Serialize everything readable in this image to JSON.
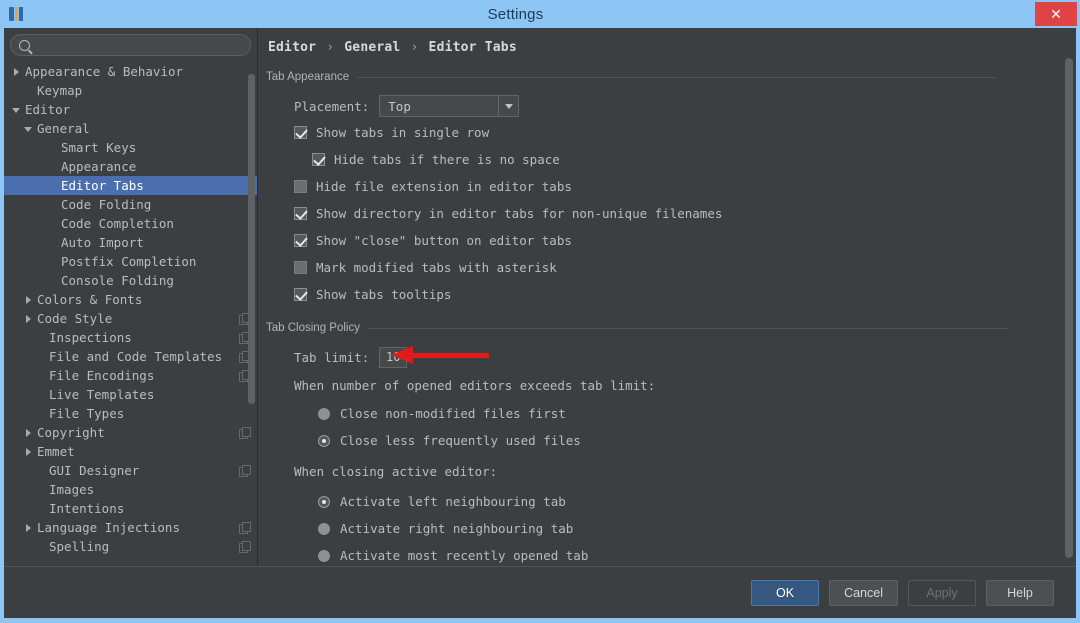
{
  "window": {
    "title": "Settings",
    "app_icon": "intellij-logo-icon",
    "close_label": "✕"
  },
  "sidebar": {
    "search": {
      "value": "",
      "placeholder": "",
      "icon": "search-icon"
    },
    "items": [
      {
        "label": "Appearance & Behavior",
        "indent": 0,
        "arrow": "collapsed",
        "selected": false,
        "copy": false
      },
      {
        "label": "Keymap",
        "indent": 1,
        "arrow": "none",
        "selected": false,
        "copy": false
      },
      {
        "label": "Editor",
        "indent": 0,
        "arrow": "expanded",
        "selected": false,
        "copy": false
      },
      {
        "label": "General",
        "indent": 1,
        "arrow": "expanded",
        "selected": false,
        "copy": false
      },
      {
        "label": "Smart Keys",
        "indent": 3,
        "arrow": "none",
        "selected": false,
        "copy": false
      },
      {
        "label": "Appearance",
        "indent": 3,
        "arrow": "none",
        "selected": false,
        "copy": false
      },
      {
        "label": "Editor Tabs",
        "indent": 3,
        "arrow": "none",
        "selected": true,
        "copy": false
      },
      {
        "label": "Code Folding",
        "indent": 3,
        "arrow": "none",
        "selected": false,
        "copy": false
      },
      {
        "label": "Code Completion",
        "indent": 3,
        "arrow": "none",
        "selected": false,
        "copy": false
      },
      {
        "label": "Auto Import",
        "indent": 3,
        "arrow": "none",
        "selected": false,
        "copy": false
      },
      {
        "label": "Postfix Completion",
        "indent": 3,
        "arrow": "none",
        "selected": false,
        "copy": false
      },
      {
        "label": "Console Folding",
        "indent": 3,
        "arrow": "none",
        "selected": false,
        "copy": false
      },
      {
        "label": "Colors & Fonts",
        "indent": 1,
        "arrow": "collapsed",
        "selected": false,
        "copy": false
      },
      {
        "label": "Code Style",
        "indent": 1,
        "arrow": "collapsed",
        "selected": false,
        "copy": true
      },
      {
        "label": "Inspections",
        "indent": 2,
        "arrow": "none",
        "selected": false,
        "copy": true
      },
      {
        "label": "File and Code Templates",
        "indent": 2,
        "arrow": "none",
        "selected": false,
        "copy": true
      },
      {
        "label": "File Encodings",
        "indent": 2,
        "arrow": "none",
        "selected": false,
        "copy": true
      },
      {
        "label": "Live Templates",
        "indent": 2,
        "arrow": "none",
        "selected": false,
        "copy": false
      },
      {
        "label": "File Types",
        "indent": 2,
        "arrow": "none",
        "selected": false,
        "copy": false
      },
      {
        "label": "Copyright",
        "indent": 1,
        "arrow": "collapsed",
        "selected": false,
        "copy": true
      },
      {
        "label": "Emmet",
        "indent": 1,
        "arrow": "collapsed",
        "selected": false,
        "copy": false
      },
      {
        "label": "GUI Designer",
        "indent": 2,
        "arrow": "none",
        "selected": false,
        "copy": true
      },
      {
        "label": "Images",
        "indent": 2,
        "arrow": "none",
        "selected": false,
        "copy": false
      },
      {
        "label": "Intentions",
        "indent": 2,
        "arrow": "none",
        "selected": false,
        "copy": false
      },
      {
        "label": "Language Injections",
        "indent": 1,
        "arrow": "collapsed",
        "selected": false,
        "copy": true
      },
      {
        "label": "Spelling",
        "indent": 2,
        "arrow": "none",
        "selected": false,
        "copy": true
      }
    ]
  },
  "main": {
    "breadcrumb": {
      "part1": "Editor",
      "part2": "General",
      "part3": "Editor Tabs",
      "separator": "›"
    },
    "tab_appearance": {
      "section_title": "Tab Appearance",
      "placement_label": "Placement:",
      "placement_value": "Top",
      "checkboxes": [
        {
          "label": "Show tabs in single row",
          "checked": true,
          "indent": 1
        },
        {
          "label": "Hide tabs if there is no space",
          "checked": true,
          "indent": 2
        },
        {
          "label": "Hide file extension in editor tabs",
          "checked": false,
          "indent": 1
        },
        {
          "label": "Show directory in editor tabs for non-unique filenames",
          "checked": true,
          "indent": 1
        },
        {
          "label": "Show \"close\" button on editor tabs",
          "checked": true,
          "indent": 1
        },
        {
          "label": "Mark modified tabs with asterisk",
          "checked": false,
          "indent": 1
        },
        {
          "label": "Show tabs tooltips",
          "checked": true,
          "indent": 1
        }
      ]
    },
    "tab_closing_policy": {
      "section_title": "Tab Closing Policy",
      "tab_limit_label": "Tab limit:",
      "tab_limit_value": "10",
      "annotation_arrow": {
        "color": "#e01b1b",
        "points_to": "tab-limit-input"
      },
      "exceeds_label": "When number of opened editors exceeds tab limit:",
      "exceeds_options": [
        {
          "label": "Close non-modified files first",
          "selected": false
        },
        {
          "label": "Close less frequently used files",
          "selected": true
        }
      ],
      "closing_label": "When closing active editor:",
      "closing_options": [
        {
          "label": "Activate left neighbouring tab",
          "selected": true
        },
        {
          "label": "Activate right neighbouring tab",
          "selected": false
        },
        {
          "label": "Activate most recently opened tab",
          "selected": false
        }
      ]
    }
  },
  "buttons": {
    "ok": "OK",
    "cancel": "Cancel",
    "apply": "Apply",
    "help": "Help"
  },
  "colors": {
    "titlebar": "#8dc6f5",
    "panel": "#3c3f41",
    "selection": "#4b6eaf",
    "accent_button": "#365880",
    "close_button": "#e04343",
    "annotation": "#e01b1b"
  }
}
● ● ● ●
Copy out each line of the records that holds the string "opened".

# Solution to this problem:
      "exceeds_label": "When number of opened editors exceeds tab limit:",
          "label": "Activate most recently opened tab",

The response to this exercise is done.